■ **EXERCISE GOAL**
Restate each of the lines given below, word for word.
···
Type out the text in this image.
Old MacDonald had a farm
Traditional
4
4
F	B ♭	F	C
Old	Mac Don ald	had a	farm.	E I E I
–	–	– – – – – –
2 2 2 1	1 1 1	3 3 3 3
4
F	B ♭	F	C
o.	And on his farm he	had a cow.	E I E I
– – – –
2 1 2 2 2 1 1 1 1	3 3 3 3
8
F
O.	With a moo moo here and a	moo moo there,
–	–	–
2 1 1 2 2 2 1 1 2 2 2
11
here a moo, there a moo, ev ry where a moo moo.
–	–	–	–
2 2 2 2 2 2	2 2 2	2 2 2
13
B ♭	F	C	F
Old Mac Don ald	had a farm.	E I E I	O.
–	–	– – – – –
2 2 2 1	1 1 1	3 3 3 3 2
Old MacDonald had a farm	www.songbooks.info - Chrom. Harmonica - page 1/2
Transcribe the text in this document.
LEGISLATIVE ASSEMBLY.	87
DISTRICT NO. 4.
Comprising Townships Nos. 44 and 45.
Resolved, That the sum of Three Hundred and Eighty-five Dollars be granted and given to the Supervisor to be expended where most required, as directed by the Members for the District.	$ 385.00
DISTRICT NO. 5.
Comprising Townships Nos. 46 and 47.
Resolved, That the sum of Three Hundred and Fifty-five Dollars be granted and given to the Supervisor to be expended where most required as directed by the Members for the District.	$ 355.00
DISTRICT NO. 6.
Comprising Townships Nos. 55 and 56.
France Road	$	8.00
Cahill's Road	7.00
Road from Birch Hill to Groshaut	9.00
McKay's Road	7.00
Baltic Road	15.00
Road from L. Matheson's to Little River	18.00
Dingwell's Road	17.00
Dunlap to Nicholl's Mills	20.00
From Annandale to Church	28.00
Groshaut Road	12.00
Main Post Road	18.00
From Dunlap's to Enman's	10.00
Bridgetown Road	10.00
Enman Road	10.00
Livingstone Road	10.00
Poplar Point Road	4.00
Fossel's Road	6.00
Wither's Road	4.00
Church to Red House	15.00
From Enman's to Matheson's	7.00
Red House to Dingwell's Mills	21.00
···
■ **WRITTEN RESPONSE**
Type out the text in this image.
Old MacDonald had a farm
Traditional
4
4
F	B ♭	F	C
Old	Mac Don ald	had a	farm.	E I E I
–	–	– – – – – –
2 2 2 1	1 1 1	3 3 3 3
4
F	B ♭	F	C
o.	And on his farm he	had a cow.	E I E I
– – – –
2 1 2 2 2 1 1 1 1	3 3 3 3
8
F
O.	With a moo moo here and a	moo moo there,
–	–	–
2 1 1 2 2 2 1 1 2 2 2
11
here a moo, there a moo, ev ry where a moo moo.
–	–	–	–
2 2 2 2 2 2	2 2 2	2 2 2
13
B ♭	F	C	F
Old Mac Don ald	had a farm.	E I E I	O.
–	–	– – – – –
2 2 2 1	1 1 1	3 3 3 3 2
Old MacDonald had a farm	www.songbooks.info - Chrom. Harmonica - page 1/2
Transcribe the text in this document.
LEGISLATIVE ASSEMBLY.	87
DISTRICT NO. 4.
Comprising Townships Nos. 44 and 45.
Resolved, That the sum of Three Hundred and Eighty-five Dollars be granted and given to the Supervisor to be expended where most required, as directed by the Members for the District.	$ 385.00
DISTRICT NO. 5.
Comprising Townships Nos. 46 and 47.
Resolved, That the sum of Three Hundred and Fifty-five Dollars be granted and given to the Supervisor to be expended where most required as directed by the Members for the District.	$ 355.00
DISTRICT NO. 6.
Comprising Townships Nos. 55 and 56.
France Road	$	8.00
Cahill's Road	7.00
Road from Birch Hill to Groshaut	9.00
McKay's Road	7.00
Baltic Road	15.00
Road from L. Matheson's to Little River	18.00
Dingwell's Road	17.00
Dunlap to Nicholl's Mills	20.00
From Annandale to Church	28.00
Groshaut Road	12.00
Main Post Road	18.00
From Dunlap's to Enman's	10.00
Bridgetown Road	10.00
Enman Road	10.00
Livingstone Road	10.00
Poplar Point Road	4.00
Fossel's Road	6.00
Wither's Road	4.00
Church to Red House	15.00
From Enman's to Matheson's	7.00
Red House to Dingwell's Mills	21.00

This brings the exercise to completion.